INSTRUCTIONS TO FOLLOW → Recast the stretch of items from the line containing "scatter-point [386,148,394,156]" through the line containing "scatter-point [475,42,484,51]" as a JSON list of strings, one per line, leaving out blank lines.

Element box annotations
————————
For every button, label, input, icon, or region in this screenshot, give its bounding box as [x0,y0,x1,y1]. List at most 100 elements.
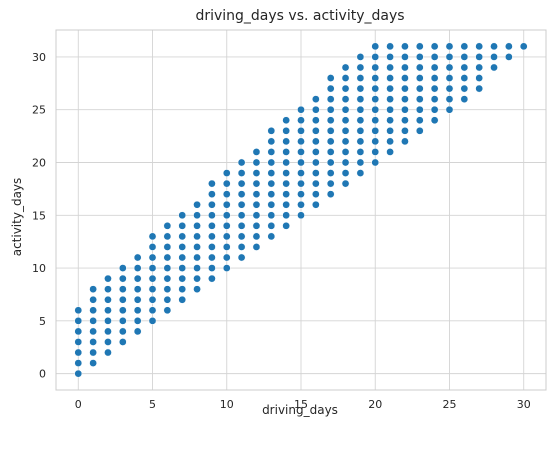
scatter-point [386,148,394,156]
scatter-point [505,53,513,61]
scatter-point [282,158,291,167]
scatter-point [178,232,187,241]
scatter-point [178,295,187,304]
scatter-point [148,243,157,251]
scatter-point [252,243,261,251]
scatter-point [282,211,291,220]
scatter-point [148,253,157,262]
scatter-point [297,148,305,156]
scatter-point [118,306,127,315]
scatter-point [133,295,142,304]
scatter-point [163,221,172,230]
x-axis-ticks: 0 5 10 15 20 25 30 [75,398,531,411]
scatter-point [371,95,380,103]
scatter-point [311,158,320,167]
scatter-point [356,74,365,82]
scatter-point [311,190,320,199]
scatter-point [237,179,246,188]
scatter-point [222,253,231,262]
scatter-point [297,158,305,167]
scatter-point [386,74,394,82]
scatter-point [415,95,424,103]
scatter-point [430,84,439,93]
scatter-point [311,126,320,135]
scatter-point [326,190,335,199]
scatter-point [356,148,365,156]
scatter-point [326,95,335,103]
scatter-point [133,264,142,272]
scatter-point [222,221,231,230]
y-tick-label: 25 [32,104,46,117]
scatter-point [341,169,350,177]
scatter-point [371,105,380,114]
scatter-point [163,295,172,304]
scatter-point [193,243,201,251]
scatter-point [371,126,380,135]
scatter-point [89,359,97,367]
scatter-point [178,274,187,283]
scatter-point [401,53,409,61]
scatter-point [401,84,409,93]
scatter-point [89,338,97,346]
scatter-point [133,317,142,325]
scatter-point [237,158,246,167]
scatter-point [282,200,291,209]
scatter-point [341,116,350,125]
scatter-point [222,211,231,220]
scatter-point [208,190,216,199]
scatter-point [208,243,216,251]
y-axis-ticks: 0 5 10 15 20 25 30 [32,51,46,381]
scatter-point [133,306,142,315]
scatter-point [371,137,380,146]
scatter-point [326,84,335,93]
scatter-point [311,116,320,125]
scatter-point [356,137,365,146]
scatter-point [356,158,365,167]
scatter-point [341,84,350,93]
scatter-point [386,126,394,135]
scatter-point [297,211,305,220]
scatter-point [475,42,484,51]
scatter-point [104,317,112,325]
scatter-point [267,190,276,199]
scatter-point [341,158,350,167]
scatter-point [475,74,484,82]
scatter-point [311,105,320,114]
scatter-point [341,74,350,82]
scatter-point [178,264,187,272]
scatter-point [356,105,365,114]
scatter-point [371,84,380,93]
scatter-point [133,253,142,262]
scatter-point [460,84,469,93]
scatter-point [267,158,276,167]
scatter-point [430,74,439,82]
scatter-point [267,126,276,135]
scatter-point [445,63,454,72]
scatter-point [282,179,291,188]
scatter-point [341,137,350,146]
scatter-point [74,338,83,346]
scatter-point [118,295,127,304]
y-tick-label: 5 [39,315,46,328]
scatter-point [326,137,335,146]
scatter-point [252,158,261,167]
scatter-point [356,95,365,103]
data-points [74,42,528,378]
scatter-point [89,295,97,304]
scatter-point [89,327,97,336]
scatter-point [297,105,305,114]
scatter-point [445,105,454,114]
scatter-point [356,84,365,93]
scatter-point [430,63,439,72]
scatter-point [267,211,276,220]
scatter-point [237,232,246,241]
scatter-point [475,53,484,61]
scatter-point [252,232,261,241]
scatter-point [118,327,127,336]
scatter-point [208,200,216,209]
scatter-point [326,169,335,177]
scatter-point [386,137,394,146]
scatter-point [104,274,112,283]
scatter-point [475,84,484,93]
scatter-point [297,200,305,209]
————————
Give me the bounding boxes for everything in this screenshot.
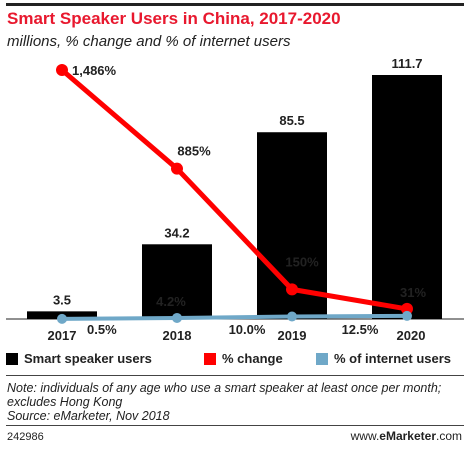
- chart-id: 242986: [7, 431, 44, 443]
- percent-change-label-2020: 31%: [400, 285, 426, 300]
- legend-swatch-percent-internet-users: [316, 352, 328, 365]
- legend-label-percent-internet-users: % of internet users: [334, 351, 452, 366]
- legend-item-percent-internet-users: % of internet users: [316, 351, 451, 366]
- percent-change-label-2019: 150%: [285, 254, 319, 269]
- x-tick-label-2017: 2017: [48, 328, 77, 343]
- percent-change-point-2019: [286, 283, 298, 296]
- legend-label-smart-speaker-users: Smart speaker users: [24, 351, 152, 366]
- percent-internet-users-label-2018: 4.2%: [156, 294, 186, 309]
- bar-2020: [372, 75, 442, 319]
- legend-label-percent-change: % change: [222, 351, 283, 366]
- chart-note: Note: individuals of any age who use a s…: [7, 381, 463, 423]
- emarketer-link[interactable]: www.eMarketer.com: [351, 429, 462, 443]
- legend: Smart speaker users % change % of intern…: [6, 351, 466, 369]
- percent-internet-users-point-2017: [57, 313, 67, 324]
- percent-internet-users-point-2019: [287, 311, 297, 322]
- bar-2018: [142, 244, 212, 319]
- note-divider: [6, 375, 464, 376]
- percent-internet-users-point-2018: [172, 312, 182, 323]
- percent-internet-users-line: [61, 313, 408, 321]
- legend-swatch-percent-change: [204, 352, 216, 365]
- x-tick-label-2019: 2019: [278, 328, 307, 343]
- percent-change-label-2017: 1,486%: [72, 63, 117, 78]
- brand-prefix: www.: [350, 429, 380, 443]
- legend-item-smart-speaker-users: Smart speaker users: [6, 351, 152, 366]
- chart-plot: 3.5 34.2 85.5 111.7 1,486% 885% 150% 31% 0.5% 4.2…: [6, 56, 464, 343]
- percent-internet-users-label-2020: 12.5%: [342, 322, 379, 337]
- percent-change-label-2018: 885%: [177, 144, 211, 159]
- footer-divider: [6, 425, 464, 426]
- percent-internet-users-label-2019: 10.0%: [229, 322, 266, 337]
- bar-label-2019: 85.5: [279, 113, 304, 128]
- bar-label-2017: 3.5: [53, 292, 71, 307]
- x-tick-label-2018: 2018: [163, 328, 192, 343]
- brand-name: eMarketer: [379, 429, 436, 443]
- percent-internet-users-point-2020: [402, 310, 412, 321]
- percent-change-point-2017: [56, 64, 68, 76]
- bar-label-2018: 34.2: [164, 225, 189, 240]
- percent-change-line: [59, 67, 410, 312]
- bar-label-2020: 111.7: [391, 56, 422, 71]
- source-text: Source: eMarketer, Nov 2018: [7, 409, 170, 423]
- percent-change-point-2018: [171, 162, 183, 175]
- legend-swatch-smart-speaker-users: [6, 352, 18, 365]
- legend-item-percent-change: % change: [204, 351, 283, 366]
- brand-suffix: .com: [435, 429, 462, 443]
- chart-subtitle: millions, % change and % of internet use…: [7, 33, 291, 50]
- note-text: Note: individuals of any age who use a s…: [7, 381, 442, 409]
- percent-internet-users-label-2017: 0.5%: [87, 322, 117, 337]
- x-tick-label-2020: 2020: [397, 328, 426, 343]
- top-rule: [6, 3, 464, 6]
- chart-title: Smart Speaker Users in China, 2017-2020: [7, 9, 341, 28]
————————
EXPECTED ANSWER →
[
  "scatter-point [386,148,394,156]",
  "scatter-point [505,53,513,61]",
  "scatter-point [282,158,291,167]",
  "scatter-point [178,232,187,241]",
  "scatter-point [178,295,187,304]",
  "scatter-point [148,243,157,251]",
  "scatter-point [252,243,261,251]",
  "scatter-point [282,211,291,220]",
  "scatter-point [148,253,157,262]",
  "scatter-point [297,148,305,156]",
  "scatter-point [118,306,127,315]",
  "scatter-point [133,295,142,304]",
  "scatter-point [163,221,172,230]",
  "x-axis-ticks: 0 5 10 15 20 25 30 [75,398,531,411]",
  "scatter-point [371,95,380,103]",
  "scatter-point [311,158,320,167]",
  "scatter-point [356,74,365,82]",
  "scatter-point [311,190,320,199]",
  "scatter-point [237,179,246,188]",
  "scatter-point [222,253,231,262]",
  "scatter-point [297,158,305,167]",
  "scatter-point [386,74,394,82]",
  "scatter-point [415,95,424,103]",
  "scatter-point [430,84,439,93]",
  "scatter-point [311,126,320,135]",
  "scatter-point [326,190,335,199]",
  "scatter-point [356,148,365,156]",
  "scatter-point [326,95,335,103]",
  "scatter-point [133,264,142,272]",
  "scatter-point [222,221,231,230]",
  "y-tick-label: 25 [32,104,46,117]",
  "scatter-point [341,169,350,177]",
  "scatter-point [371,105,380,114]",
  "scatter-point [163,295,172,304]",
  "scatter-point [193,243,201,251]",
  "scatter-point [371,126,380,135]",
  "scatter-point [89,359,97,367]",
  "scatter-point [178,274,187,283]",
  "scatter-point [401,53,409,61]",
  "scatter-point [401,84,409,93]",
  "scatter-point [89,338,97,346]",
  "scatter-point [133,317,142,325]",
  "scatter-point [237,158,246,167]",
  "scatter-point [282,200,291,209]",
  "scatter-point [341,116,350,125]",
  "scatter-point [222,211,231,220]",
  "scatter-point [208,190,216,199]",
  "scatter-point [208,243,216,251]",
  "y-axis-ticks: 0 5 10 15 20 25 30 [32,51,46,381]",
  "scatter-point [133,306,142,315]",
  "scatter-point [371,137,380,146]",
  "scatter-point [326,84,335,93]",
  "scatter-point [311,116,320,125]",
  "scatter-point [356,137,365,146]",
  "scatter-point [356,158,365,167]",
  "scatter-point [341,84,350,93]",
  "scatter-point [386,126,394,135]",
  "scatter-point [297,211,305,220]",
  "scatter-point [475,42,484,51]"
]